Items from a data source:
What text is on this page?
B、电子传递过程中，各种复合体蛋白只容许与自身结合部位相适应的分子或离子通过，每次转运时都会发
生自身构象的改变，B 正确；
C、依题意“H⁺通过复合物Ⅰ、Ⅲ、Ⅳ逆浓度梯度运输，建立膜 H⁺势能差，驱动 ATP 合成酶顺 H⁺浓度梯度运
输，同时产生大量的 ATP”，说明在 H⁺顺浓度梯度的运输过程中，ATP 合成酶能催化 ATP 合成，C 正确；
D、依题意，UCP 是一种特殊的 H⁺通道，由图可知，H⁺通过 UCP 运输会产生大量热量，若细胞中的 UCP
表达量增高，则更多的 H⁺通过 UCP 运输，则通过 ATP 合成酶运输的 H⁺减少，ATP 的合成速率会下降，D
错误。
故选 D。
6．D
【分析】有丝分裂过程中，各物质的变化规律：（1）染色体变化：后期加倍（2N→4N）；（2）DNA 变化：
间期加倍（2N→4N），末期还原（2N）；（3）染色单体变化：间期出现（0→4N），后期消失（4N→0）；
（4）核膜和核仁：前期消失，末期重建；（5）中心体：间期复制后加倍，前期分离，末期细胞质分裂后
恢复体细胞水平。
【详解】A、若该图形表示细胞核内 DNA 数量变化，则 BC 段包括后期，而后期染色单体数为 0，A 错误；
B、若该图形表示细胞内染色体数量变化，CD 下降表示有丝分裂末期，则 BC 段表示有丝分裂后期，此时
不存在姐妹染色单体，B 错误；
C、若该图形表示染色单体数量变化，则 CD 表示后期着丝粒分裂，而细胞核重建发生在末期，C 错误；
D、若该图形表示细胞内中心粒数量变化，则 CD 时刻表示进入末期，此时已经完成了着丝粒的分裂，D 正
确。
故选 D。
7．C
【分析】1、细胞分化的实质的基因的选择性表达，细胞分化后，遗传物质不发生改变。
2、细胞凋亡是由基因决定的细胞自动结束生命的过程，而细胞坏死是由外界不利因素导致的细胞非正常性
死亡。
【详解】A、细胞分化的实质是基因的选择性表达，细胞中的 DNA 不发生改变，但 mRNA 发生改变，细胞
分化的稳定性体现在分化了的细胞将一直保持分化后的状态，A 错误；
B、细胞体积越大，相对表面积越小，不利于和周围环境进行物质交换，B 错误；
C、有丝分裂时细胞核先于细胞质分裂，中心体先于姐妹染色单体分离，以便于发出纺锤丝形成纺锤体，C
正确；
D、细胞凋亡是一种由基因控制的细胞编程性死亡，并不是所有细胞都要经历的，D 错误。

TASK DIRECTIONS →
Reproduce every entry shown above, precisely as it stands.

SOLUTION FOR THIS TASK →
What text is on this page?
B、电子传递过程中，各种复合体蛋白只容许与自身结合部位相适应的分子或离子通过，每次转运时都会发
生自身构象的改变，B 正确；
C、依题意“H⁺通过复合物Ⅰ、Ⅲ、Ⅳ逆浓度梯度运输，建立膜 H⁺势能差，驱动 ATP 合成酶顺 H⁺浓度梯度运
输，同时产生大量的 ATP”，说明在 H⁺顺浓度梯度的运输过程中，ATP 合成酶能催化 ATP 合成，C 正确；
D、依题意，UCP 是一种特殊的 H⁺通道，由图可知，H⁺通过 UCP 运输会产生大量热量，若细胞中的 UCP
表达量增高，则更多的 H⁺通过 UCP 运输，则通过 ATP 合成酶运输的 H⁺减少，ATP 的合成速率会下降，D
错误。
故选 D。
6．D
【分析】有丝分裂过程中，各物质的变化规律：（1）染色体变化：后期加倍（2N→4N）；（2）DNA 变化：
间期加倍（2N→4N），末期还原（2N）；（3）染色单体变化：间期出现（0→4N），后期消失（4N→0）；
（4）核膜和核仁：前期消失，末期重建；（5）中心体：间期复制后加倍，前期分离，末期细胞质分裂后
恢复体细胞水平。
【详解】A、若该图形表示细胞核内 DNA 数量变化，则 BC 段包括后期，而后期染色单体数为 0，A 错误；
B、若该图形表示细胞内染色体数量变化，CD 下降表示有丝分裂末期，则 BC 段表示有丝分裂后期，此时
不存在姐妹染色单体，B 错误；
C、若该图形表示染色单体数量变化，则 CD 表示后期着丝粒分裂，而细胞核重建发生在末期，C 错误；
D、若该图形表示细胞内中心粒数量变化，则 CD 时刻表示进入末期，此时已经完成了着丝粒的分裂，D 正
确。
故选 D。
7．C
【分析】1、细胞分化的实质的基因的选择性表达，细胞分化后，遗传物质不发生改变。
2、细胞凋亡是由基因决定的细胞自动结束生命的过程，而细胞坏死是由外界不利因素导致的细胞非正常性
死亡。
【详解】A、细胞分化的实质是基因的选择性表达，细胞中的 DNA 不发生改变，但 mRNA 发生改变，细胞
分化的稳定性体现在分化了的细胞将一直保持分化后的状态，A 错误；
B、细胞体积越大，相对表面积越小，不利于和周围环境进行物质交换，B 错误；
C、有丝分裂时细胞核先于细胞质分裂，中心体先于姐妹染色单体分离，以便于发出纺锤丝形成纺锤体，C
正确；
D、细胞凋亡是一种由基因控制的细胞编程性死亡，并不是所有细胞都要经历的，D 错误。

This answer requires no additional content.